§ **YOUR TASK**
Report how many lines contain "true", with no other words.

━━ GIVEN RECORDS ━━

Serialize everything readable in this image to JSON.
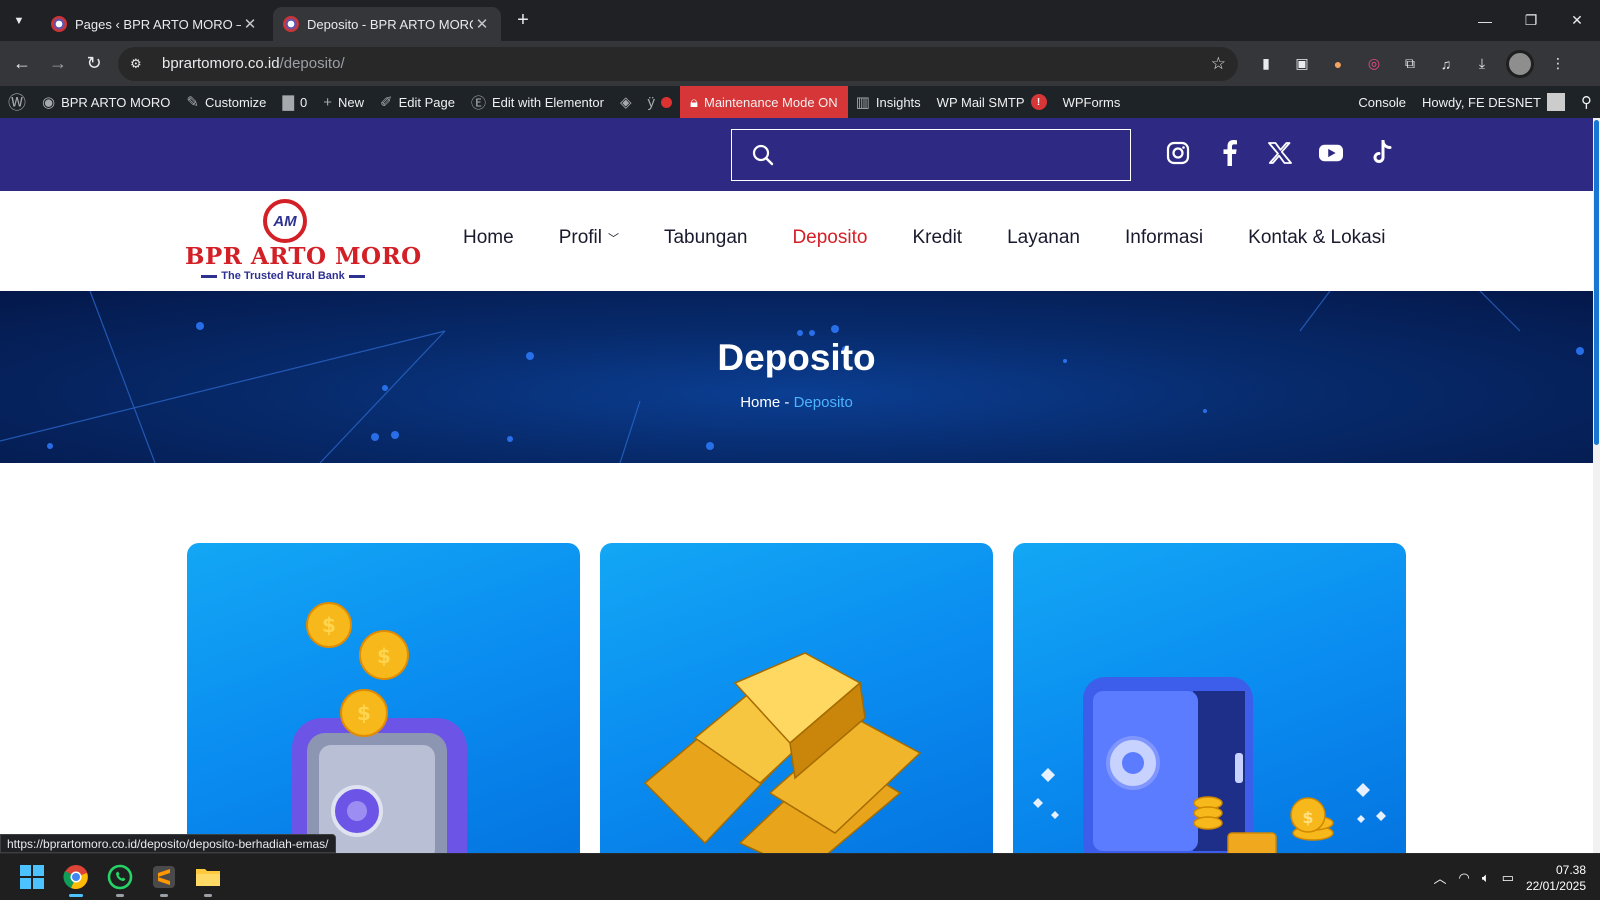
{
  "browser": {
    "tabs": [
      {
        "title": "Pages ‹ BPR ARTO MORO — WordPress",
        "active": false
      },
      {
        "title": "Deposito - BPR ARTO MORO",
        "active": true
      }
    ],
    "new_tab_symbol": "+",
    "url_host": "bprartomoro.co.id",
    "url_path": "/deposito/",
    "status_link": "https://bprartomoro.co.id/deposito/deposito-berhadiah-emas/"
  },
  "adminbar": {
    "site_name": "BPR ARTO MORO",
    "customize": "Customize",
    "comments_count": "0",
    "new": "New",
    "edit_page": "Edit Page",
    "edit_elementor": "Edit with Elementor",
    "maintenance": "Maintenance Mode ON",
    "insights": "Insights",
    "wp_mail_smtp": "WP Mail SMTP",
    "smtp_badge": "!",
    "wpforms": "WPForms",
    "console": "Console",
    "howdy": "Howdy, FE DESNET"
  },
  "site": {
    "search_placeholder": "",
    "socials": [
      "instagram-icon",
      "facebook-icon",
      "x-twitter-icon",
      "youtube-icon",
      "tiktok-icon"
    ],
    "logo": {
      "mark": "AM",
      "brand": "BPR ARTO MORO",
      "tagline": "The Trusted Rural Bank"
    },
    "nav": [
      {
        "label": "Home",
        "current": false,
        "dropdown": false
      },
      {
        "label": "Profil",
        "current": false,
        "dropdown": true
      },
      {
        "label": "Tabungan",
        "current": false,
        "dropdown": false
      },
      {
        "label": "Deposito",
        "current": true,
        "dropdown": false
      },
      {
        "label": "Kredit",
        "current": false,
        "dropdown": false
      },
      {
        "label": "Layanan",
        "current": false,
        "dropdown": false
      },
      {
        "label": "Informasi",
        "current": false,
        "dropdown": false
      },
      {
        "label": "Kontak & Lokasi",
        "current": false,
        "dropdown": false
      }
    ],
    "hero": {
      "title": "Deposito",
      "crumb_home": "Home",
      "crumb_sep": "-",
      "crumb_current": "Deposito"
    },
    "cards": [
      "coin-safe-illustration",
      "gold-bars-illustration",
      "vault-safe-illustration"
    ]
  },
  "taskbar": {
    "time": "07.38",
    "date": "22/01/2025"
  },
  "colors": {
    "accent_red": "#d32027",
    "topbar_purple": "#2e2a84",
    "breadcrumb_blue": "#4cb3ff"
  }
}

━━━

§ **RESULT OF THIS EXERCISE**
3